- **Directions for this task**: Reproduce the following material exactly, including every line.
[Task data start]
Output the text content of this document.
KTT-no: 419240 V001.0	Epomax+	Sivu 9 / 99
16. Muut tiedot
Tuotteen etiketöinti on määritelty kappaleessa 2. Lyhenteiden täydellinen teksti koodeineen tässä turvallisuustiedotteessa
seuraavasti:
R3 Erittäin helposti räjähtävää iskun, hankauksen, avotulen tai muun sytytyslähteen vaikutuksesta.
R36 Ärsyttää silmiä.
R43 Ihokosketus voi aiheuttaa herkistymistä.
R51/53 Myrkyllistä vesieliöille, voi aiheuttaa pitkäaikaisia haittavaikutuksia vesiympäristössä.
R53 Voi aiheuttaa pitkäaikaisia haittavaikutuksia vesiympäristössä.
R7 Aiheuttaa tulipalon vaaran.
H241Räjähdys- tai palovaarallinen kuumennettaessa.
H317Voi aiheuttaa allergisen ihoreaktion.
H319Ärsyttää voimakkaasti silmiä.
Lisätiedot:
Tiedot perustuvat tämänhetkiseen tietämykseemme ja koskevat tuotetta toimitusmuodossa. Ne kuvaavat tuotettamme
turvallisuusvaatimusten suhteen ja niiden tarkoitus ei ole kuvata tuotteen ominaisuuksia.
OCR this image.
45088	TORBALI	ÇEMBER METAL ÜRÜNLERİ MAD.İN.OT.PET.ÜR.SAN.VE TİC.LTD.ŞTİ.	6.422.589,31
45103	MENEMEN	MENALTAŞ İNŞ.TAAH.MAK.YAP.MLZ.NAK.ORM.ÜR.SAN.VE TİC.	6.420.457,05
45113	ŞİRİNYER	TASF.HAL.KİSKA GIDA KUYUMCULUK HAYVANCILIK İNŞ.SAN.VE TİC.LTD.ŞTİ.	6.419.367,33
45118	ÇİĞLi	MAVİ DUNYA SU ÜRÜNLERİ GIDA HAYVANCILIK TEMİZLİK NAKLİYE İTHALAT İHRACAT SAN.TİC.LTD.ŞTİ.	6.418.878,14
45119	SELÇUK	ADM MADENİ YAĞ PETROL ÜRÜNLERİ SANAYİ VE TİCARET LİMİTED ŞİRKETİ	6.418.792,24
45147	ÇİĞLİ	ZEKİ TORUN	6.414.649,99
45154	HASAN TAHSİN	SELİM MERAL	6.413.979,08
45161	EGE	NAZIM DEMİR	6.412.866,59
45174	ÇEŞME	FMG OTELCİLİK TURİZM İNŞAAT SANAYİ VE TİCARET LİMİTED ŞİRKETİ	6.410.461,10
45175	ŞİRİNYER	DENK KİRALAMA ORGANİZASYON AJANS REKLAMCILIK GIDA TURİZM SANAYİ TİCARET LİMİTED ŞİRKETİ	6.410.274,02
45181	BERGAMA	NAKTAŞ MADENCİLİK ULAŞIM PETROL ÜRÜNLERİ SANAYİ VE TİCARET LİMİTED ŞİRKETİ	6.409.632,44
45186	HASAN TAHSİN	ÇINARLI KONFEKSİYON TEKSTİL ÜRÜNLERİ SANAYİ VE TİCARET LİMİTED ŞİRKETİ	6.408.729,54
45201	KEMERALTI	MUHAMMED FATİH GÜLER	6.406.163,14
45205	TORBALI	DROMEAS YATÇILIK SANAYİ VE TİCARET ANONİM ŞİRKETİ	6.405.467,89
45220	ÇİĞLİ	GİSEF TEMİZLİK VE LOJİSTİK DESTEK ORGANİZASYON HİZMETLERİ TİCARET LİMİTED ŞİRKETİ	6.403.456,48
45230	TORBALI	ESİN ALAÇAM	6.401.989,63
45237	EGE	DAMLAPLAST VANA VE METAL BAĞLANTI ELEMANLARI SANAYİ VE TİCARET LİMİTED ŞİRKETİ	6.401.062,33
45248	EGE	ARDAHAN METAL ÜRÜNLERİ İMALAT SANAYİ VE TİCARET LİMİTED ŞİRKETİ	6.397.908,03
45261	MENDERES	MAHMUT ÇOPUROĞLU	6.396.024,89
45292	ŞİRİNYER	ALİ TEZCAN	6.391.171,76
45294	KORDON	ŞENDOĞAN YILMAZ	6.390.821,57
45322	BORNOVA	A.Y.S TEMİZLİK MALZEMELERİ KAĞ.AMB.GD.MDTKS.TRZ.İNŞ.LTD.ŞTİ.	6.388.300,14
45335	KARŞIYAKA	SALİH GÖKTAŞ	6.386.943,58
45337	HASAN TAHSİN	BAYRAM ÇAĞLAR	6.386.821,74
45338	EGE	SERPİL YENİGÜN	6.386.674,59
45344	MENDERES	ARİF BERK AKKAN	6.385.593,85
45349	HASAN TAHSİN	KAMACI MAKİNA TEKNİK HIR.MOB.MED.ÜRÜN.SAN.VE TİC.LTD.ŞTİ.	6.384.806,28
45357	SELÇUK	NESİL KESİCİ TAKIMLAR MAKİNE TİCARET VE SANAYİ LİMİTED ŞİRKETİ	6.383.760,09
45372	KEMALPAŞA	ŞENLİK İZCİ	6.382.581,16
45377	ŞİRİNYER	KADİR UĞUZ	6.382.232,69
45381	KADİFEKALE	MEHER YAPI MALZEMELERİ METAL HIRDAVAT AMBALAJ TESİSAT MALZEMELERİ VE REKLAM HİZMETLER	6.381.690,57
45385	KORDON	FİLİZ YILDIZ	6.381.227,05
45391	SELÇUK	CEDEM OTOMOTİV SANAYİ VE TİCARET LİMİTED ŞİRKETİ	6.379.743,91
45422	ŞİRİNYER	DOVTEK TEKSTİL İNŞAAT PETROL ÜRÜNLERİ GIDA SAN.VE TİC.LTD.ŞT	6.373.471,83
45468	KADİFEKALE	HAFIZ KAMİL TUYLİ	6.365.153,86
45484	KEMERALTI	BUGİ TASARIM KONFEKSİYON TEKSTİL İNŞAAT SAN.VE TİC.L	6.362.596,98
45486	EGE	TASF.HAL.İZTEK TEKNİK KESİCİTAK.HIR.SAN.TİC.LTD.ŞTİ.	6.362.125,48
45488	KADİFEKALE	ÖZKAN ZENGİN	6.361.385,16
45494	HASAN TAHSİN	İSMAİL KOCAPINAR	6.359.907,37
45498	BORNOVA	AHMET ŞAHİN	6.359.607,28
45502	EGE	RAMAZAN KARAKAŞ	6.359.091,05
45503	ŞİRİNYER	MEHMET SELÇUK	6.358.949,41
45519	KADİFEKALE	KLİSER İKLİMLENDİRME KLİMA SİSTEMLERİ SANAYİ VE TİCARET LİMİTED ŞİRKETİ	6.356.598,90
[Task data end]
- **Result below**:
Output the text content of this document.
KTT-no: 419240 V001.0	Epomax+	Sivu 9 / 99
16. Muut tiedot
Tuotteen etiketöinti on määritelty kappaleessa 2. Lyhenteiden täydellinen teksti koodeineen tässä turvallisuustiedotteessa
seuraavasti:
R3 Erittäin helposti räjähtävää iskun, hankauksen, avotulen tai muun sytytyslähteen vaikutuksesta.
R36 Ärsyttää silmiä.
R43 Ihokosketus voi aiheuttaa herkistymistä.
R51/53 Myrkyllistä vesieliöille, voi aiheuttaa pitkäaikaisia haittavaikutuksia vesiympäristössä.
R53 Voi aiheuttaa pitkäaikaisia haittavaikutuksia vesiympäristössä.
R7 Aiheuttaa tulipalon vaaran.
H241Räjähdys- tai palovaarallinen kuumennettaessa.
H317Voi aiheuttaa allergisen ihoreaktion.
H319Ärsyttää voimakkaasti silmiä.
Lisätiedot:
Tiedot perustuvat tämänhetkiseen tietämykseemme ja koskevat tuotetta toimitusmuodossa. Ne kuvaavat tuotettamme
turvallisuusvaatimusten suhteen ja niiden tarkoitus ei ole kuvata tuotteen ominaisuuksia.
OCR this image.
45088	TORBALI	ÇEMBER METAL ÜRÜNLERİ MAD.İN.OT.PET.ÜR.SAN.VE TİC.LTD.ŞTİ.	6.422.589,31
45103	MENEMEN	MENALTAŞ İNŞ.TAAH.MAK.YAP.MLZ.NAK.ORM.ÜR.SAN.VE TİC.	6.420.457,05
45113	ŞİRİNYER	TASF.HAL.KİSKA GIDA KUYUMCULUK HAYVANCILIK İNŞ.SAN.VE TİC.LTD.ŞTİ.	6.419.367,33
45118	ÇİĞLi	MAVİ DUNYA SU ÜRÜNLERİ GIDA HAYVANCILIK TEMİZLİK NAKLİYE İTHALAT İHRACAT SAN.TİC.LTD.ŞTİ.	6.418.878,14
45119	SELÇUK	ADM MADENİ YAĞ PETROL ÜRÜNLERİ SANAYİ VE TİCARET LİMİTED ŞİRKETİ	6.418.792,24
45147	ÇİĞLİ	ZEKİ TORUN	6.414.649,99
45154	HASAN TAHSİN	SELİM MERAL	6.413.979,08
45161	EGE	NAZIM DEMİR	6.412.866,59
45174	ÇEŞME	FMG OTELCİLİK TURİZM İNŞAAT SANAYİ VE TİCARET LİMİTED ŞİRKETİ	6.410.461,10
45175	ŞİRİNYER	DENK KİRALAMA ORGANİZASYON AJANS REKLAMCILIK GIDA TURİZM SANAYİ TİCARET LİMİTED ŞİRKETİ	6.410.274,02
45181	BERGAMA	NAKTAŞ MADENCİLİK ULAŞIM PETROL ÜRÜNLERİ SANAYİ VE TİCARET LİMİTED ŞİRKETİ	6.409.632,44
45186	HASAN TAHSİN	ÇINARLI KONFEKSİYON TEKSTİL ÜRÜNLERİ SANAYİ VE TİCARET LİMİTED ŞİRKETİ	6.408.729,54
45201	KEMERALTI	MUHAMMED FATİH GÜLER	6.406.163,14
45205	TORBALI	DROMEAS YATÇILIK SANAYİ VE TİCARET ANONİM ŞİRKETİ	6.405.467,89
45220	ÇİĞLİ	GİSEF TEMİZLİK VE LOJİSTİK DESTEK ORGANİZASYON HİZMETLERİ TİCARET LİMİTED ŞİRKETİ	6.403.456,48
45230	TORBALI	ESİN ALAÇAM	6.401.989,63
45237	EGE	DAMLAPLAST VANA VE METAL BAĞLANTI ELEMANLARI SANAYİ VE TİCARET LİMİTED ŞİRKETİ	6.401.062,33
45248	EGE	ARDAHAN METAL ÜRÜNLERİ İMALAT SANAYİ VE TİCARET LİMİTED ŞİRKETİ	6.397.908,03
45261	MENDERES	MAHMUT ÇOPUROĞLU	6.396.024,89
45292	ŞİRİNYER	ALİ TEZCAN	6.391.171,76
45294	KORDON	ŞENDOĞAN YILMAZ	6.390.821,57
45322	BORNOVA	A.Y.S TEMİZLİK MALZEMELERİ KAĞ.AMB.GD.MDTKS.TRZ.İNŞ.LTD.ŞTİ.	6.388.300,14
45335	KARŞIYAKA	SALİH GÖKTAŞ	6.386.943,58
45337	HASAN TAHSİN	BAYRAM ÇAĞLAR	6.386.821,74
45338	EGE	SERPİL YENİGÜN	6.386.674,59
45344	MENDERES	ARİF BERK AKKAN	6.385.593,85
45349	HASAN TAHSİN	KAMACI MAKİNA TEKNİK HIR.MOB.MED.ÜRÜN.SAN.VE TİC.LTD.ŞTİ.	6.384.806,28
45357	SELÇUK	NESİL KESİCİ TAKIMLAR MAKİNE TİCARET VE SANAYİ LİMİTED ŞİRKETİ	6.383.760,09
45372	KEMALPAŞA	ŞENLİK İZCİ	6.382.581,16
45377	ŞİRİNYER	KADİR UĞUZ	6.382.232,69
45381	KADİFEKALE	MEHER YAPI MALZEMELERİ METAL HIRDAVAT AMBALAJ TESİSAT MALZEMELERİ VE REKLAM HİZMETLER	6.381.690,57
45385	KORDON	FİLİZ YILDIZ	6.381.227,05
45391	SELÇUK	CEDEM OTOMOTİV SANAYİ VE TİCARET LİMİTED ŞİRKETİ	6.379.743,91
45422	ŞİRİNYER	DOVTEK TEKSTİL İNŞAAT PETROL ÜRÜNLERİ GIDA SAN.VE TİC.LTD.ŞT	6.373.471,83
45468	KADİFEKALE	HAFIZ KAMİL TUYLİ	6.365.153,86
45484	KEMERALTI	BUGİ TASARIM KONFEKSİYON TEKSTİL İNŞAAT SAN.VE TİC.L	6.362.596,98
45486	EGE	TASF.HAL.İZTEK TEKNİK KESİCİTAK.HIR.SAN.TİC.LTD.ŞTİ.	6.362.125,48
45488	KADİFEKALE	ÖZKAN ZENGİN	6.361.385,16
45494	HASAN TAHSİN	İSMAİL KOCAPINAR	6.359.907,37
45498	BORNOVA	AHMET ŞAHİN	6.359.607,28
45502	EGE	RAMAZAN KARAKAŞ	6.359.091,05
45503	ŞİRİNYER	MEHMET SELÇUK	6.358.949,41
45519	KADİFEKALE	KLİSER İKLİMLENDİRME KLİMA SİSTEMLERİ SANAYİ VE TİCARET LİMİTED ŞİRKETİ	6.356.598,90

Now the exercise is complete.